▸ **WORK REQUIRED**
Below is some material; transcribe all of it exactly.

▸ **RECORDS FOR THIS EXERCISE**
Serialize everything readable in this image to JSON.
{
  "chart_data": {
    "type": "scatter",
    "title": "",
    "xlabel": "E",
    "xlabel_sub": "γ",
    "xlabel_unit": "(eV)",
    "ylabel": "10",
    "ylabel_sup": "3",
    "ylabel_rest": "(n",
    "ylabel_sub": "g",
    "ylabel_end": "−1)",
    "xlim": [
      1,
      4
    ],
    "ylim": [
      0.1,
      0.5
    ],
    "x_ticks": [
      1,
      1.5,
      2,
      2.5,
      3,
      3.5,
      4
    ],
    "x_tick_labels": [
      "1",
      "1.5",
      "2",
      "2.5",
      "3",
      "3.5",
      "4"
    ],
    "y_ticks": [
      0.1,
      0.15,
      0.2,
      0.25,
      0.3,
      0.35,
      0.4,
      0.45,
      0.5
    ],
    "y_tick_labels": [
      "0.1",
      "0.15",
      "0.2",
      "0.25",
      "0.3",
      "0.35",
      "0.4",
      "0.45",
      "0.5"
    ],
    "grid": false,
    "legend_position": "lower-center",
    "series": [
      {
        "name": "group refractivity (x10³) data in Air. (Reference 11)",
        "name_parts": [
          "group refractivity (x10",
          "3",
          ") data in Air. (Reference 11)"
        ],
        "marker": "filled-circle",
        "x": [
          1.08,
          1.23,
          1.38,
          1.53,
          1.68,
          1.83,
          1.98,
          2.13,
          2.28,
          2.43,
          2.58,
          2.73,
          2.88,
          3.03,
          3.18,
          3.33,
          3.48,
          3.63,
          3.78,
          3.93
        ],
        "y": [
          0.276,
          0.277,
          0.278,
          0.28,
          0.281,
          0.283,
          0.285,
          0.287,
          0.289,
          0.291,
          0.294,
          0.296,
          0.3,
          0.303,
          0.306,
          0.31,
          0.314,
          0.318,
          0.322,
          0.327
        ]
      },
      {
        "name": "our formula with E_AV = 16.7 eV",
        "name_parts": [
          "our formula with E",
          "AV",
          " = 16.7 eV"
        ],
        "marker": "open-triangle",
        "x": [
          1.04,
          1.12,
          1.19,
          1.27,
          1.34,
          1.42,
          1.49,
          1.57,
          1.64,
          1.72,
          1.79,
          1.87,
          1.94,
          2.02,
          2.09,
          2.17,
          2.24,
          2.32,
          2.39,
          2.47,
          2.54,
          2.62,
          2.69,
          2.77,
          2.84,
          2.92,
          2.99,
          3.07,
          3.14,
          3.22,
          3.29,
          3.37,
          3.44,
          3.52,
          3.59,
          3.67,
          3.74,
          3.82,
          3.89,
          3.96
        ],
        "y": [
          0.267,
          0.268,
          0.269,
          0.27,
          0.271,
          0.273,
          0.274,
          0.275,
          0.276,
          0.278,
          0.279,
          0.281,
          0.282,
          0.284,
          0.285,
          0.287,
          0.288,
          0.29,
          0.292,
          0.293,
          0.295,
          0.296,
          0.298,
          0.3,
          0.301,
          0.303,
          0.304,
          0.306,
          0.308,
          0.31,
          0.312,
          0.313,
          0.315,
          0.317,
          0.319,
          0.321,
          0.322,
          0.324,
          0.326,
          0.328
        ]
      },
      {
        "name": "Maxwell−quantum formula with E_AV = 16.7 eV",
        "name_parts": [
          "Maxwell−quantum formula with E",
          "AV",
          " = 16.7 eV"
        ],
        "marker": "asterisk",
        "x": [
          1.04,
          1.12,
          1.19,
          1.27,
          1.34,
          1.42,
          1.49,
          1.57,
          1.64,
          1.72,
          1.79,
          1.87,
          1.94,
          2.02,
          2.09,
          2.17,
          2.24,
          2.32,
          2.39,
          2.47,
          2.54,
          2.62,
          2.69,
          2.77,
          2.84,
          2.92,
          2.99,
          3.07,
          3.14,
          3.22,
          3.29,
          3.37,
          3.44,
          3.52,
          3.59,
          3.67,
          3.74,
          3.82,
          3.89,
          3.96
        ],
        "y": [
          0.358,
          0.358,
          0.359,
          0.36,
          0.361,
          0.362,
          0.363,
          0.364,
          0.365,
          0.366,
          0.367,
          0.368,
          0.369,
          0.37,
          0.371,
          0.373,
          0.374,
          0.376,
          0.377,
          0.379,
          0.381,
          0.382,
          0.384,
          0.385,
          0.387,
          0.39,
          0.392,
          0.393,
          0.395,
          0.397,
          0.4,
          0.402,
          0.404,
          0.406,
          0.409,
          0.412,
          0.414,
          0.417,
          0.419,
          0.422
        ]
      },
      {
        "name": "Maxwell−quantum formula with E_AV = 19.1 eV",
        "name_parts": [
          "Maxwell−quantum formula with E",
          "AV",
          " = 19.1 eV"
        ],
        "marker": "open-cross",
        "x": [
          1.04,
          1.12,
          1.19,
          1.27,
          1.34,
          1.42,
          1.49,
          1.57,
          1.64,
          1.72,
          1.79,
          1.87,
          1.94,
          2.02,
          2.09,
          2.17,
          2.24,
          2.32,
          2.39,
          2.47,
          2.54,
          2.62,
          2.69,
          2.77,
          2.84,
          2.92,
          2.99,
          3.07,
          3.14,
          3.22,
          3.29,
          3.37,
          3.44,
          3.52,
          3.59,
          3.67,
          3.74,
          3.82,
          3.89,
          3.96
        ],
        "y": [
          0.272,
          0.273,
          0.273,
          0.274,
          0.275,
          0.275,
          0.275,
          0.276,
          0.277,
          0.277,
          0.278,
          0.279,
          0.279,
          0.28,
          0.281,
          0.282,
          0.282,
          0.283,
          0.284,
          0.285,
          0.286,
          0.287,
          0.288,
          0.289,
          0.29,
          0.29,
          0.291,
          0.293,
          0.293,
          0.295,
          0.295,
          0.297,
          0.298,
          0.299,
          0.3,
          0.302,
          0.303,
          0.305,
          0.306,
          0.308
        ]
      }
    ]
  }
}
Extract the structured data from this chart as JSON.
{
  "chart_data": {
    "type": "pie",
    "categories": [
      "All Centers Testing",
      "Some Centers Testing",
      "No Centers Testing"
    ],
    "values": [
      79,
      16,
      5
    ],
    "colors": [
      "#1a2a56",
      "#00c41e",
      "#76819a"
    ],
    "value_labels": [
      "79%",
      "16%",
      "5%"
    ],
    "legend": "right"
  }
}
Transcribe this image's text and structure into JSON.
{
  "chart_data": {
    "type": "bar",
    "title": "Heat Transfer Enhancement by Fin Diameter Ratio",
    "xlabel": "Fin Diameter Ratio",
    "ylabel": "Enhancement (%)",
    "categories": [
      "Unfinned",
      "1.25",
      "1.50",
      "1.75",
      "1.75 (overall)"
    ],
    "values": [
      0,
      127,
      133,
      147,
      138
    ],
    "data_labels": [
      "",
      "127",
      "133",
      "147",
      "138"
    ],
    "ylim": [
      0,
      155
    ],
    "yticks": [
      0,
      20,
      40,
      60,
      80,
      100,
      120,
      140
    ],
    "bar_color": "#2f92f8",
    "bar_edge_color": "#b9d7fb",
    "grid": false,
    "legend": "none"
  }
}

▸ **SOLVED PROBLEM**
Serialize everything readable in this image to JSON.
{
  "chart_data": {
    "type": "scatter",
    "title": "",
    "xlabel": "E",
    "xlabel_sub": "γ",
    "xlabel_unit": "(eV)",
    "ylabel": "10",
    "ylabel_sup": "3",
    "ylabel_rest": "(n",
    "ylabel_sub": "g",
    "ylabel_end": "−1)",
    "xlim": [
      1,
      4
    ],
    "ylim": [
      0.1,
      0.5
    ],
    "x_ticks": [
      1,
      1.5,
      2,
      2.5,
      3,
      3.5,
      4
    ],
    "x_tick_labels": [
      "1",
      "1.5",
      "2",
      "2.5",
      "3",
      "3.5",
      "4"
    ],
    "y_ticks": [
      0.1,
      0.15,
      0.2,
      0.25,
      0.3,
      0.35,
      0.4,
      0.45,
      0.5
    ],
    "y_tick_labels": [
      "0.1",
      "0.15",
      "0.2",
      "0.25",
      "0.3",
      "0.35",
      "0.4",
      "0.45",
      "0.5"
    ],
    "grid": false,
    "legend_position": "lower-center",
    "series": [
      {
        "name": "group refractivity (x10³) data in Air. (Reference 11)",
        "name_parts": [
          "group refractivity (x10",
          "3",
          ") data in Air. (Reference 11)"
        ],
        "marker": "filled-circle",
        "x": [
          1.08,
          1.23,
          1.38,
          1.53,
          1.68,
          1.83,
          1.98,
          2.13,
          2.28,
          2.43,
          2.58,
          2.73,
          2.88,
          3.03,
          3.18,
          3.33,
          3.48,
          3.63,
          3.78,
          3.93
        ],
        "y": [
          0.276,
          0.277,
          0.278,
          0.28,
          0.281,
          0.283,
          0.285,
          0.287,
          0.289,
          0.291,
          0.294,
          0.296,
          0.3,
          0.303,
          0.306,
          0.31,
          0.314,
          0.318,
          0.322,
          0.327
        ]
      },
      {
        "name": "our formula with E_AV = 16.7 eV",
        "name_parts": [
          "our formula with E",
          "AV",
          " = 16.7 eV"
        ],
        "marker": "open-triangle",
        "x": [
          1.04,
          1.12,
          1.19,
          1.27,
          1.34,
          1.42,
          1.49,
          1.57,
          1.64,
          1.72,
          1.79,
          1.87,
          1.94,
          2.02,
          2.09,
          2.17,
          2.24,
          2.32,
          2.39,
          2.47,
          2.54,
          2.62,
          2.69,
          2.77,
          2.84,
          2.92,
          2.99,
          3.07,
          3.14,
          3.22,
          3.29,
          3.37,
          3.44,
          3.52,
          3.59,
          3.67,
          3.74,
          3.82,
          3.89,
          3.96
        ],
        "y": [
          0.267,
          0.268,
          0.269,
          0.27,
          0.271,
          0.273,
          0.274,
          0.275,
          0.276,
          0.278,
          0.279,
          0.281,
          0.282,
          0.284,
          0.285,
          0.287,
          0.288,
          0.29,
          0.292,
          0.293,
          0.295,
          0.296,
          0.298,
          0.3,
          0.301,
          0.303,
          0.304,
          0.306,
          0.308,
          0.31,
          0.312,
          0.313,
          0.315,
          0.317,
          0.319,
          0.321,
          0.322,
          0.324,
          0.326,
          0.328
        ]
      },
      {
        "name": "Maxwell−quantum formula with E_AV = 16.7 eV",
        "name_parts": [
          "Maxwell−quantum formula with E",
          "AV",
          " = 16.7 eV"
        ],
        "marker": "asterisk",
        "x": [
          1.04,
          1.12,
          1.19,
          1.27,
          1.34,
          1.42,
          1.49,
          1.57,
          1.64,
          1.72,
          1.79,
          1.87,
          1.94,
          2.02,
          2.09,
          2.17,
          2.24,
          2.32,
          2.39,
          2.47,
          2.54,
          2.62,
          2.69,
          2.77,
          2.84,
          2.92,
          2.99,
          3.07,
          3.14,
          3.22,
          3.29,
          3.37,
          3.44,
          3.52,
          3.59,
          3.67,
          3.74,
          3.82,
          3.89,
          3.96
        ],
        "y": [
          0.358,
          0.358,
          0.359,
          0.36,
          0.361,
          0.362,
          0.363,
          0.364,
          0.365,
          0.366,
          0.367,
          0.368,
          0.369,
          0.37,
          0.371,
          0.373,
          0.374,
          0.376,
          0.377,
          0.379,
          0.381,
          0.382,
          0.384,
          0.385,
          0.387,
          0.39,
          0.392,
          0.393,
          0.395,
          0.397,
          0.4,
          0.402,
          0.404,
          0.406,
          0.409,
          0.412,
          0.414,
          0.417,
          0.419,
          0.422
        ]
      },
      {
        "name": "Maxwell−quantum formula with E_AV = 19.1 eV",
        "name_parts": [
          "Maxwell−quantum formula with E",
          "AV",
          " = 19.1 eV"
        ],
        "marker": "open-cross",
        "x": [
          1.04,
          1.12,
          1.19,
          1.27,
          1.34,
          1.42,
          1.49,
          1.57,
          1.64,
          1.72,
          1.79,
          1.87,
          1.94,
          2.02,
          2.09,
          2.17,
          2.24,
          2.32,
          2.39,
          2.47,
          2.54,
          2.62,
          2.69,
          2.77,
          2.84,
          2.92,
          2.99,
          3.07,
          3.14,
          3.22,
          3.29,
          3.37,
          3.44,
          3.52,
          3.59,
          3.67,
          3.74,
          3.82,
          3.89,
          3.96
        ],
        "y": [
          0.272,
          0.273,
          0.273,
          0.274,
          0.275,
          0.275,
          0.275,
          0.276,
          0.277,
          0.277,
          0.278,
          0.279,
          0.279,
          0.28,
          0.281,
          0.282,
          0.282,
          0.283,
          0.284,
          0.285,
          0.286,
          0.287,
          0.288,
          0.289,
          0.29,
          0.29,
          0.291,
          0.293,
          0.293,
          0.295,
          0.295,
          0.297,
          0.298,
          0.299,
          0.3,
          0.302,
          0.303,
          0.305,
          0.306,
          0.308
        ]
      }
    ]
  }
}
Extract the structured data from this chart as JSON.
{
  "chart_data": {
    "type": "pie",
    "categories": [
      "All Centers Testing",
      "Some Centers Testing",
      "No Centers Testing"
    ],
    "values": [
      79,
      16,
      5
    ],
    "colors": [
      "#1a2a56",
      "#00c41e",
      "#76819a"
    ],
    "value_labels": [
      "79%",
      "16%",
      "5%"
    ],
    "legend": "right"
  }
}
Transcribe this image's text and structure into JSON.
{
  "chart_data": {
    "type": "bar",
    "title": "Heat Transfer Enhancement by Fin Diameter Ratio",
    "xlabel": "Fin Diameter Ratio",
    "ylabel": "Enhancement (%)",
    "categories": [
      "Unfinned",
      "1.25",
      "1.50",
      "1.75",
      "1.75 (overall)"
    ],
    "values": [
      0,
      127,
      133,
      147,
      138
    ],
    "data_labels": [
      "",
      "127",
      "133",
      "147",
      "138"
    ],
    "ylim": [
      0,
      155
    ],
    "yticks": [
      0,
      20,
      40,
      60,
      80,
      100,
      120,
      140
    ],
    "bar_color": "#2f92f8",
    "bar_edge_color": "#b9d7fb",
    "grid": false,
    "legend": "none"
  }
}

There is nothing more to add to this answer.